*To do*. Reproduce every entry exactly and leave its pictures out.

Saved entries:
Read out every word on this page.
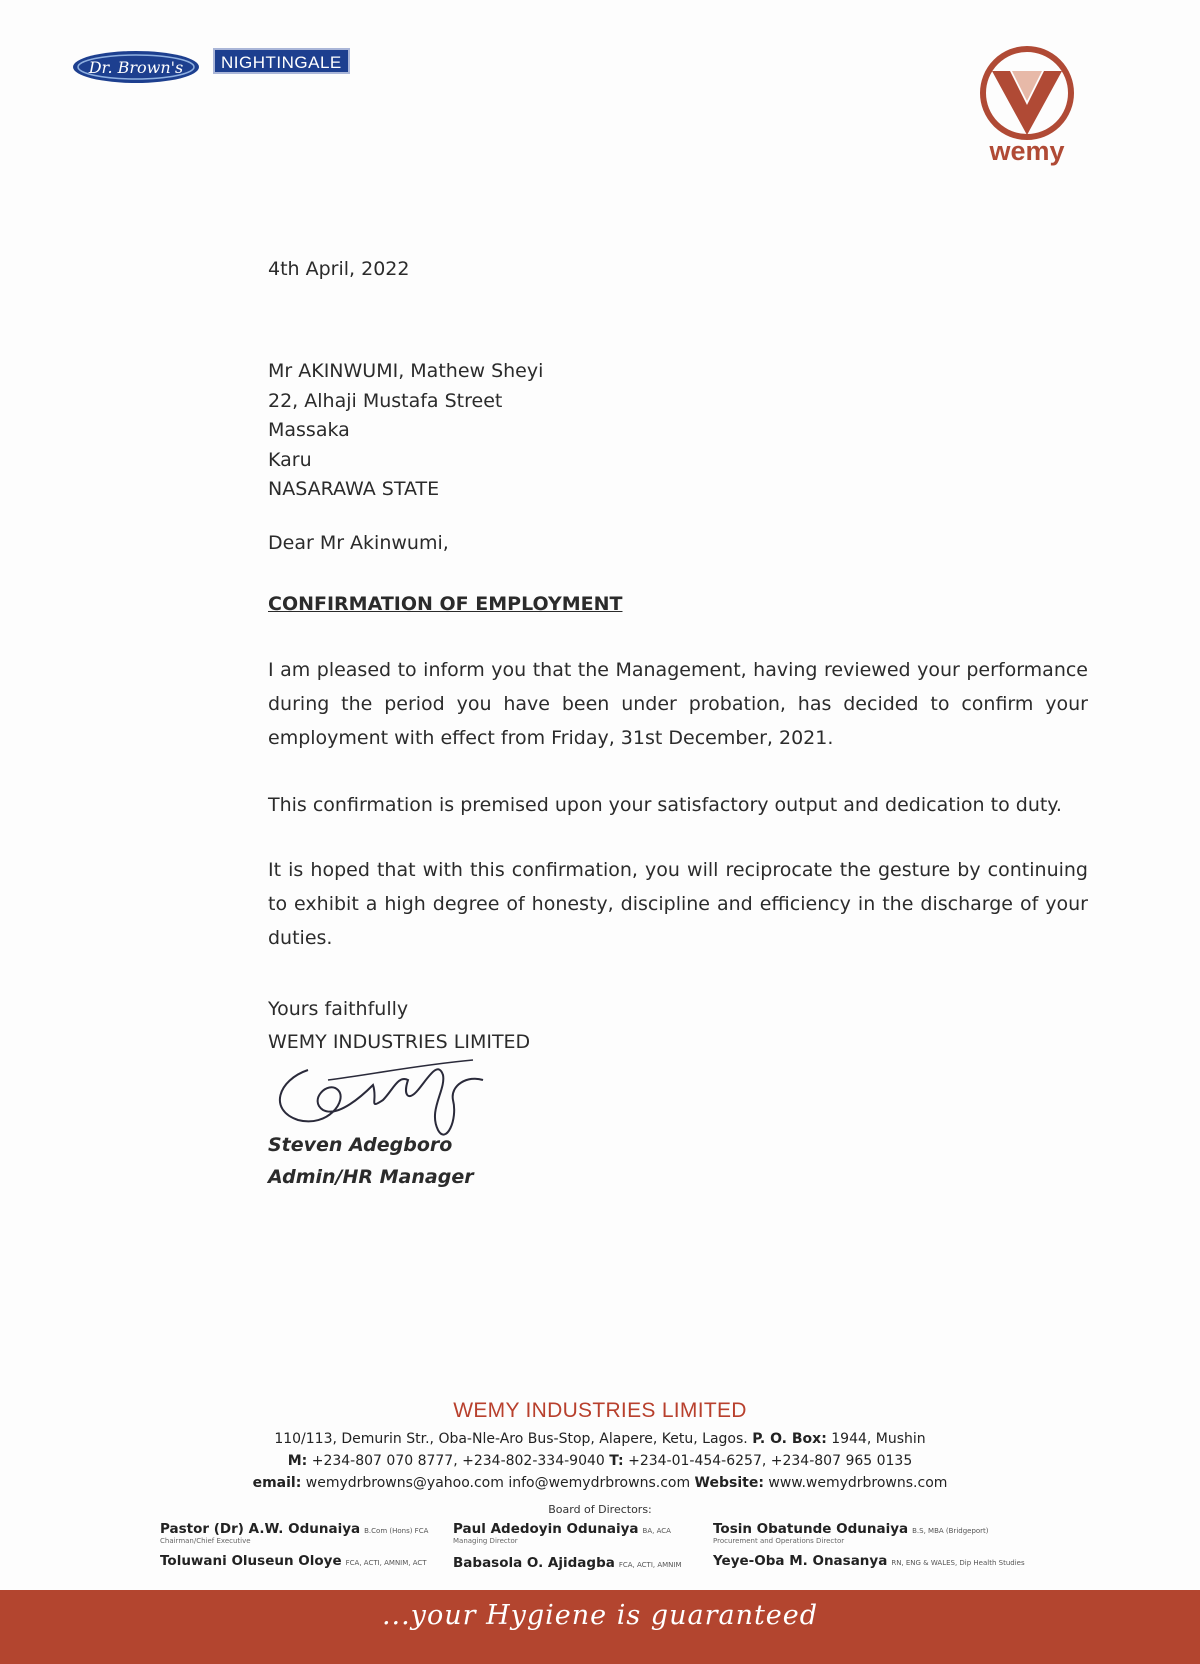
Dr. Brown's	NIGHTINGALE
wemy
4th April, 2022
Mr AKINWUMI, Mathew Sheyi
22, Alhaji Mustafa Street
Massaka
Karu
NASARAWA STATE
Dear Mr Akinwumi,
CONFIRMATION OF EMPLOYMENT
I am pleased to inform you that the Management, having reviewed your performance during the period you have been under probation, has decided to confirm your employment with effect from Friday, 31st December, 2021.
This confirmation is premised upon your satisfactory output and dedication to duty.
It is hoped that with this confirmation, you will reciprocate the gesture by continuing to exhibit a high degree of honesty, discipline and efficiency in the discharge of your duties.
Yours faithfully
WEMY INDUSTRIES LIMITED
Steven Adegboro
Admin/HR Manager
WEMY INDUSTRIES LIMITED
110/113, Demurin Str., Oba-Nle-Aro Bus-Stop, Alapere, Ketu, Lagos. P. O. Box: 1944, Mushin
M: +234-807 070 8777, +234-802-334-9040 T: +234-01-454-6257, +234-807 965 0135
email: wemydrbrowns@yahoo.com info@wemydrbrowns.com Website: www.wemydrbrowns.com
Board of Directors:
Pastor (Dr) A.W. Odunaiya B.Com (Hons) FCA
Chairman/Chief Executive
Paul Adedoyin Odunaiya BA, ACA
Managing Director
Tosin Obatunde Odunaiya B.S, MBA (Bridgeport)
Procurement and Operations Director
Toluwani Oluseun Oloye FCA, ACTI, AMNIM, ACT Babasola O. Ajidagba FCA, ACTI, AMNIM Yeye-Oba M. Onasanya RN, ENG & WALES, Dip Health Studies
...your Hygiene is guaranteed
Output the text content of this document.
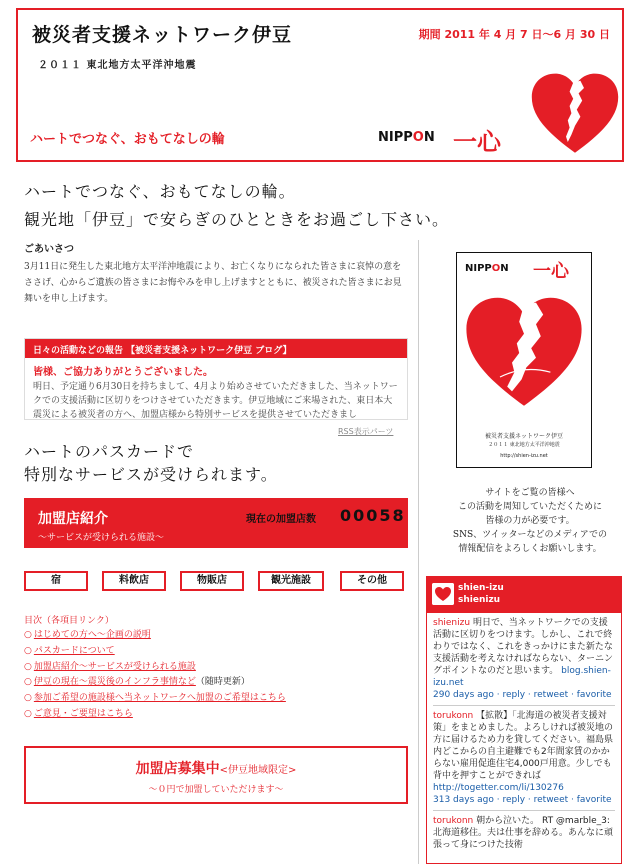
被災者支援ネットワーク伊豆
２０１１ 東北地方太平洋沖地震
期間 2011 年 4 月 7 日〜6 月 30 日
ハートでつなぐ、おもてなしの輪	NIPPON 一心
ハートでつなぐ、おもてなしの輪。
観光地「伊豆」で安らぎのひとときをお過ごし下さい。
ごあいさつ
3月11日に発生した東北地方太平洋沖地震により、お亡くなりになられた皆さまに哀悼の意をささげ、心からご遺族の皆さまにお悔やみを申し上げますとともに、被災された皆さまにお見舞いを申し上げます。
日々の活動などの報告 【被災者支援ネットワーク伊豆 ブログ】
皆様、ご協力ありがとうございました。
明日、予定通り6月30日を持ちまして、4月より始めさせていただきました、当ネットワークでの支援活動に区切りをつけさせていただきます。伊豆地域にご来場された、東日本大震災による被災者の方へ、加盟店様から特別サービスを提供させていただきまし
RSS表示パーツ
ハートのパスカードで
特別なサービスが受けられます。
加盟店紹介
〜サービスが受けられる施設〜
現在の加盟店数 00058
宿	料飲店	物販店	観光施設	その他
目次（各項目リンク）
○ はじめての方へ〜企画の説明
○ パスカードについて
○ 加盟店紹介〜サービスが受けられる施設
○ 伊豆の現在〜震災後のインフラ事情など（随時更新）
○ 参加ご希望の施設様へ当ネットワークへ加盟のご希望はこちら
○ ご意見・ご要望はこちら
加盟店募集中<伊豆地域限定>
〜０円で加盟していただけます〜
NIPPON 一心
被災者支援ネットワーク伊豆
２０１１ 東北地方太平洋沖地震
http://shien-izu.net
サイトをご覧の皆様へ
この活動を周知していただくために
皆様の力が必要です。
SNS、ツイッターなどのメディアでの
情報配信をよろしくお願いします。
shien-izu
shienizu
shienizu 明日で、当ネットワークでの支援活動に区切りをつけます。しかし、これで終わりではなく、これをきっかけにまた新たな支援活動を考えなければならない、ターニングポイントなのだと思います。 blog.shien-izu.net
290 days ago · reply · retweet · favorite
torukonn 【拡散】「北海道の被災者支援対策」をまとめました。よろしければ被災地の方に届けるため力を貸してください。福島県内どこからの自主避難でも2年間家賃のかからない雇用促進住宅4,000戸用意。少しでも背中を押すことができれば http://togetter.com/li/130276
313 days ago · reply · retweet · favorite
torukonn 朝から泣いた。 RT @marble_3: 北海道移住。夫は仕事を辞める。あんなに頑張って身につけた技術
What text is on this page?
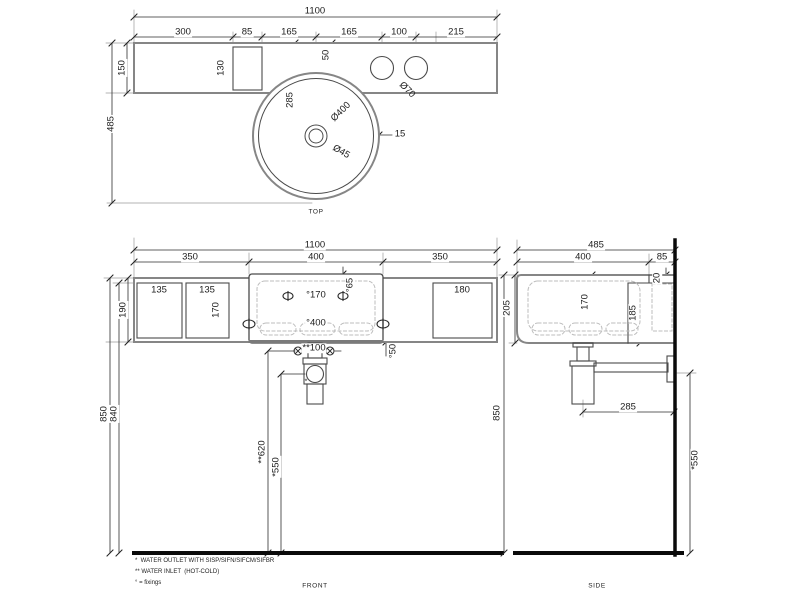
1100
300	85	165	165	100	215
485
150	130
285
50
Ø70
Ø400
Ø45
15
TOP
1100
350	400	350
135	135	180
170
190
850 840
°170
°65
°400
°50
**100
**620
*550
*
FRONT
485
400	85
20
170
185
205
850	285
*550
SIDE
*  WATER OUTLET WITH SISP/SIFN/SIFCM/SIFBR
** WATER INLET  (HOT-COLD)
° = fixings
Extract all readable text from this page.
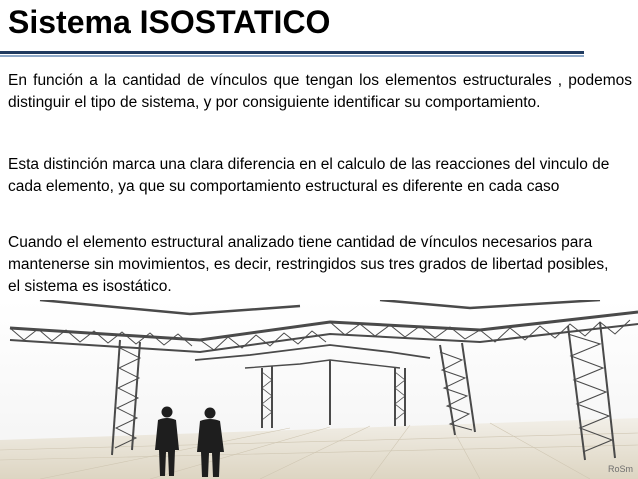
Sistema ISOSTATICO

En función a la cantidad de vínculos que tengan los elementos estructurales , podemos distinguir el tipo de sistema, y por consiguiente identificar su comportamiento.

Esta distinción marca una clara diferencia en el calculo de las reacciones del vinculo de cada elemento, ya que su comportamiento estructural es diferente en cada caso

Cuando el elemento estructural analizado tiene cantidad de vínculos necesarios para mantenerse sin movimientos, es decir, restringidos sus tres grados de libertad posibles, el sistema es isostático.

RoSm
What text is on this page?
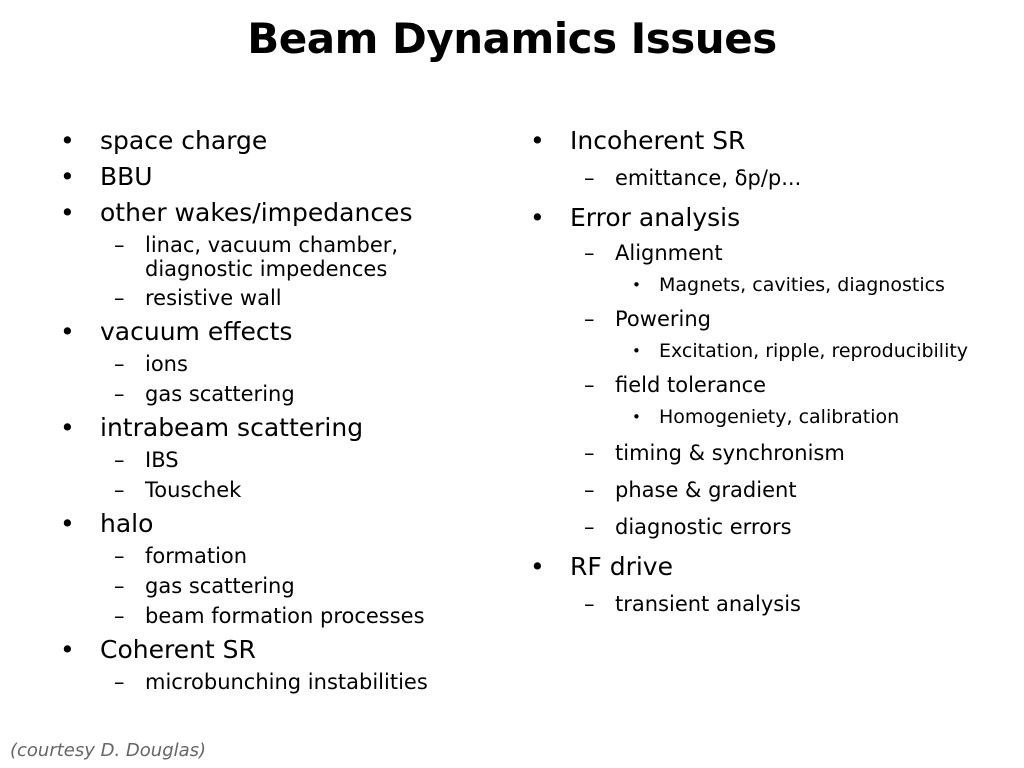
Beam Dynamics Issues
• space charge
• BBU
• other wakes/impedances
– linac, vacuum chamber, diagnostic impedences
– resistive wall
• vacuum effects
– ions
– gas scattering
• intrabeam scattering
– IBS
– Touschek
• halo
– formation
– gas scattering
– beam formation processes
• Coherent SR
– microbunching instabilities
• Incoherent SR
– emittance, δp/p...
• Error analysis
– Alignment
• Magnets, cavities, diagnostics
– Powering
• Excitation, ripple, reproducibility
– field tolerance
• Homogeniety, calibration
– timing & synchronism
– phase & gradient
– diagnostic errors
• RF drive
– transient analysis
(courtesy D. Douglas)
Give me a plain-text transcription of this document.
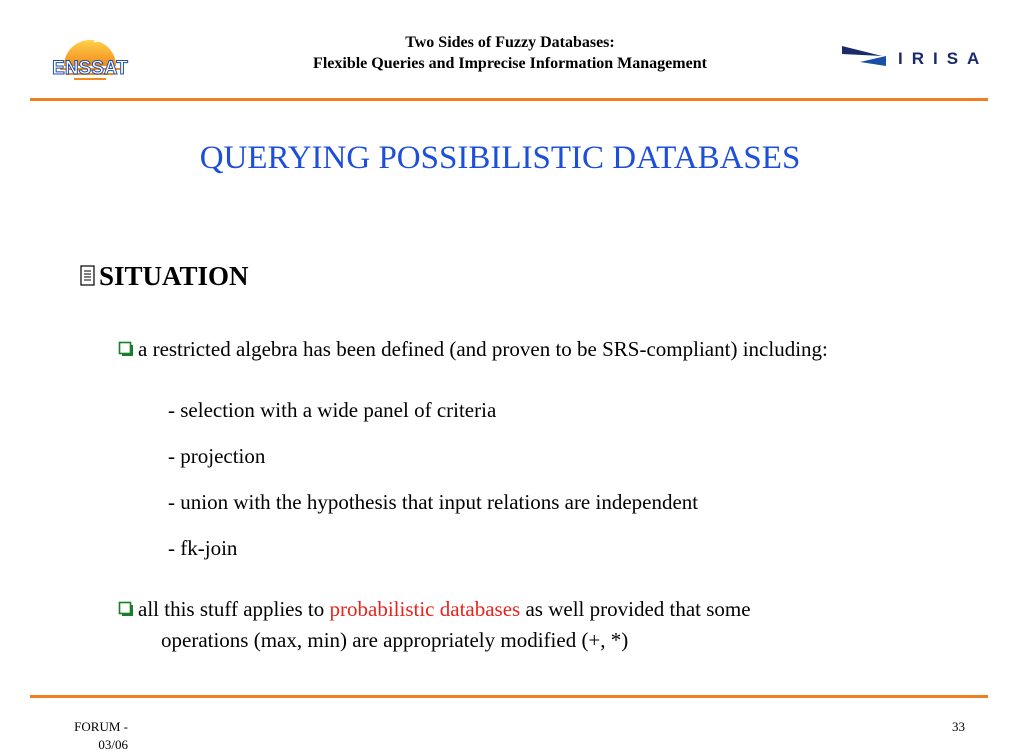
ENSSAT
Two Sides of Fuzzy Databases:
Flexible Queries and Imprecise Information Management	IRISA
QUERYING POSSIBILISTIC DATABASES
SITUATION
a restricted algebra has been defined (and proven to be SRS-compliant) including:
- selection with a wide panel of criteria
- projection
- union with the hypothesis that input relations are independent
- fk-join
all this stuff applies to probabilistic databases as well provided that some
operations (max, min) are appropriately modified (+, *)
FORUM -
03/06
33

*The completed task*.
Read out every word on this page.
Dr. Brown's	NIGHTINGALE
wemy
4th April, 2022
Mr AKINWUMI, Mathew Sheyi
22, Alhaji Mustafa Street
Massaka
Karu
NASARAWA STATE
Dear Mr Akinwumi,
CONFIRMATION OF EMPLOYMENT
I am pleased to inform you that the Management, having reviewed your performance during the period you have been under probation, has decided to confirm your employment with effect from Friday, 31st December, 2021.
This confirmation is premised upon your satisfactory output and dedication to duty.
It is hoped that with this confirmation, you will reciprocate the gesture by continuing to exhibit a high degree of honesty, discipline and efficiency in the discharge of your duties.
Yours faithfully
WEMY INDUSTRIES LIMITED
Steven Adegboro
Admin/HR Manager
WEMY INDUSTRIES LIMITED
110/113, Demurin Str., Oba-Nle-Aro Bus-Stop, Alapere, Ketu, Lagos. P. O. Box: 1944, Mushin
M: +234-807 070 8777, +234-802-334-9040 T: +234-01-454-6257, +234-807 965 0135
email: wemydrbrowns@yahoo.com info@wemydrbrowns.com Website: www.wemydrbrowns.com
Board of Directors:
Pastor (Dr) A.W. Odunaiya B.Com (Hons) FCA
Chairman/Chief Executive
Paul Adedoyin Odunaiya BA, ACA
Managing Director
Tosin Obatunde Odunaiya B.S, MBA (Bridgeport)
Procurement and Operations Director
Toluwani Oluseun Oloye FCA, ACTI, AMNIM, ACT Babasola O. Ajidagba FCA, ACTI, AMNIM Yeye-Oba M. Onasanya RN, ENG & WALES, Dip Health Studies
...your Hygiene is guaranteed
Output the text content of this document.
被災者支援ネットワーク伊豆
２０１１ 東北地方太平洋沖地震
期間 2011 年 4 月 7 日〜6 月 30 日
ハートでつなぐ、おもてなしの輪	NIPPON 一心
ハートでつなぐ、おもてなしの輪。
観光地「伊豆」で安らぎのひとときをお過ごし下さい。
ごあいさつ
3月11日に発生した東北地方太平洋沖地震により、お亡くなりになられた皆さまに哀悼の意をささげ、心からご遺族の皆さまにお悔やみを申し上げますとともに、被災された皆さまにお見舞いを申し上げます。
日々の活動などの報告 【被災者支援ネットワーク伊豆 ブログ】
皆様、ご協力ありがとうございました。
明日、予定通り6月30日を持ちまして、4月より始めさせていただきました、当ネットワークでの支援活動に区切りをつけさせていただきます。伊豆地域にご来場された、東日本大震災による被災者の方へ、加盟店様から特別サービスを提供させていただきまし
RSS表示パーツ
ハートのパスカードで
特別なサービスが受けられます。
加盟店紹介
〜サービスが受けられる施設〜
現在の加盟店数 00058
宿	料飲店	物販店	観光施設	その他
目次（各項目リンク）
○ はじめての方へ〜企画の説明
○ パスカードについて
○ 加盟店紹介〜サービスが受けられる施設
○ 伊豆の現在〜震災後のインフラ事情など（随時更新）
○ 参加ご希望の施設様へ当ネットワークへ加盟のご希望はこちら
○ ご意見・ご要望はこちら
加盟店募集中<伊豆地域限定>
〜０円で加盟していただけます〜
NIPPON 一心
被災者支援ネットワーク伊豆
２０１１ 東北地方太平洋沖地震
http://shien-izu.net
サイトをご覧の皆様へ
この活動を周知していただくために
皆様の力が必要です。
SNS、ツイッターなどのメディアでの
情報配信をよろしくお願いします。
shien-izu
shienizu
shienizu 明日で、当ネットワークでの支援活動に区切りをつけます。しかし、これで終わりではなく、これをきっかけにまた新たな支援活動を考えなければならない、ターニングポイントなのだと思います。 blog.shien-izu.net
290 days ago · reply · retweet · favorite
torukonn 【拡散】「北海道の被災者支援対策」をまとめました。よろしければ被災地の方に届けるため力を貸してください。福島県内どこからの自主避難でも2年間家賃のかからない雇用促進住宅4,000戸用意。少しでも背中を押すことができれば http://togetter.com/li/130276
313 days ago · reply · retweet · favorite
torukonn 朝から泣いた。 RT @marble_3: 北海道移住。夫は仕事を辞める。あんなに頑張って身につけた技術
What text is on this page?
1100
300	85	165	165	100	215
485
150	130
285
50
Ø70
Ø400
Ø45
15
TOP
1100
350	400	350
135	135	180
170
190
850 840
°170
°65
°400
°50
**100
**620
*550
*
FRONT
485
400	85
20
170
185
205
850	285
*550
SIDE
*  WATER OUTLET WITH SISP/SIFN/SIFCM/SIFBR
** WATER INLET  (HOT-COLD)
° = fixings
Extract all readable text from this page.
Sistema ISOSTATICO

En función a la cantidad de vínculos que tengan los elementos estructurales , podemos distinguir el tipo de sistema, y por consiguiente identificar su comportamiento.

Esta distinción marca una clara diferencia en el calculo de las reacciones del vinculo de cada elemento, ya que su comportamiento estructural es diferente en cada caso

Cuando el elemento estructural analizado tiene cantidad de vínculos necesarios para mantenerse sin movimientos, es decir, restringidos sus tres grados de libertad posibles, el sistema es isostático.

RoSm
What text is on this page?
Beam Dynamics Issues
• space charge
• BBU
• other wakes/impedances
– linac, vacuum chamber, diagnostic impedences
– resistive wall
• vacuum effects
– ions
– gas scattering
• intrabeam scattering
– IBS
– Touschek
• halo
– formation
– gas scattering
– beam formation processes
• Coherent SR
– microbunching instabilities
• Incoherent SR
– emittance, δp/p...
• Error analysis
– Alignment
• Magnets, cavities, diagnostics
– Powering
• Excitation, ripple, reproducibility
– field tolerance
• Homogeniety, calibration
– timing & synchronism
– phase & gradient
– diagnostic errors
• RF drive
– transient analysis
(courtesy D. Douglas)
Give me a plain-text transcription of this document.
ENSSAT
Two Sides of Fuzzy Databases:
Flexible Queries and Imprecise Information Management	IRISA
QUERYING POSSIBILISTIC DATABASES
SITUATION
a restricted algebra has been defined (and proven to be SRS-compliant) including:
- selection with a wide panel of criteria
- projection
- union with the hypothesis that input relations are independent
- fk-join
all this stuff applies to probabilistic databases as well provided that some
operations (max, min) are appropriately modified (+, *)
FORUM -
03/06
33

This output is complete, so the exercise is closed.